Written instruction: Copy every line in which the string "подсобное" occurs.

Stored records:
** start **

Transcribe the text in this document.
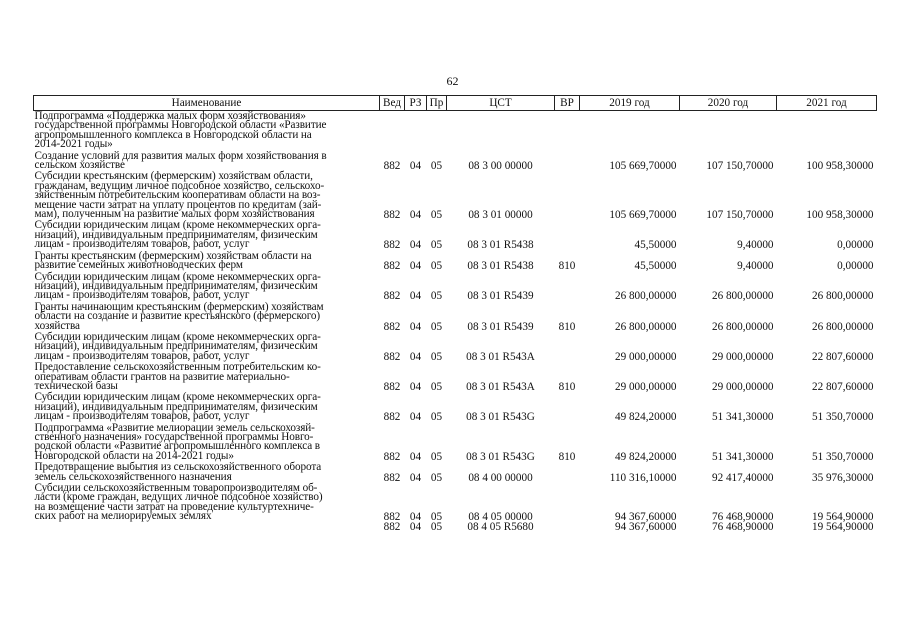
62
Наименование	Вед	РЗ	Пр	ЦСТ	ВР	2019 год	2020 год	2021 год

Подпрограмма «Поддержка малых форм хозяйствования»
государственной программы Новгородской области «Развитие
агропромышленного комплекса в Новгородской области на
2014-2021 годы»								

Создание условий для развития малых форм хозяйствования в
сельском хозяйстве	882	04	05	08 3 00 00000		105 669,70000	107 150,70000	100 958,30000

Субсидии крестьянским (фермерским) хозяйствам области,
гражданам, ведущим личное подсобное хозяйство, сельскохо-
зяйственным потребительским кооперативам области на воз-
мещение части затрат на уплату процентов по кредитам (зай-
мам), полученным на развитие малых форм хозяйствования	882	04	05	08 3 01 00000		105 669,70000	107 150,70000	100 958,30000

Субсидии юридическим лицам (кроме некоммерческих орга-
низаций), индивидуальным предпринимателям, физическим
лицам - производителям товаров, работ, услуг	882	04	05	08 3 01 R5438		45,50000	9,40000	0,00000

Гранты крестьянским (фермерским) хозяйствам области на
развитие семейных животноводческих ферм	882	04	05	08 3 01 R5438	810	45,50000	9,40000	0,00000

Субсидии юридическим лицам (кроме некоммерческих орга-
низаций), индивидуальным предпринимателям, физическим
лицам - производителям товаров, работ, услуг	882	04	05	08 3 01 R5439		26 800,00000	26 800,00000	26 800,00000

Гранты начинающим крестьянским (фермерским) хозяйствам
области на создание и развитие крестьянского (фермерского)
хозяйства	882	04	05	08 3 01 R5439	810	26 800,00000	26 800,00000	26 800,00000

Субсидии юридическим лицам (кроме некоммерческих орга-
низаций), индивидуальным предпринимателям, физическим
лицам - производителям товаров, работ, услуг	882	04	05	08 3 01 R543A		29 000,00000	29 000,00000	22 807,60000

Предоставление сельскохозяйственным потребительским ко-
оперативам области грантов на развитие материально-
технической базы	882	04	05	08 3 01 R543A	810	29 000,00000	29 000,00000	22 807,60000

Субсидии юридическим лицам (кроме некоммерческих орга-
низаций), индивидуальным предпринимателям, физическим
лицам - производителям товаров, работ, услуг	882	04	05	08 3 01 R543G		49 824,20000	51 341,30000	51 350,70000

Подпрограмма «Развитие мелиорации земель сельскохозяй-
ственного назначения» государственной программы Новго-
родской области «Развитие агропромышленного комплекса в
Новгородской области на 2014-2021 годы»	882	04	05	08 3 01 R543G	810	49 824,20000	51 341,30000	51 350,70000

Предотвращение выбытия из сельскохозяйственного оборота
земель сельскохозяйственного назначения	882	04	05	08 4 00 00000		110 316,10000	92 417,40000	35 976,30000

Субсидии сельскохозяйственным товаропроизводителям об-
ласти (кроме граждан, ведущих личное подсобное хозяйство)
на возмещение части затрат на проведение культуртехниче-
ских работ на мелиорируемых землях	882	04	05	08 4 05 00000		94 367,60000	76 468,90000	19 564,90000
	882	04	05	08 4 05 R5680		94 367,60000	76 468,90000	19 564,90000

** end **

Answer to the task:
гражданам, ведущим личное подсобное хозяйство, сельскохо-
ласти (кроме граждан, ведущих личное подсобное хозяйство)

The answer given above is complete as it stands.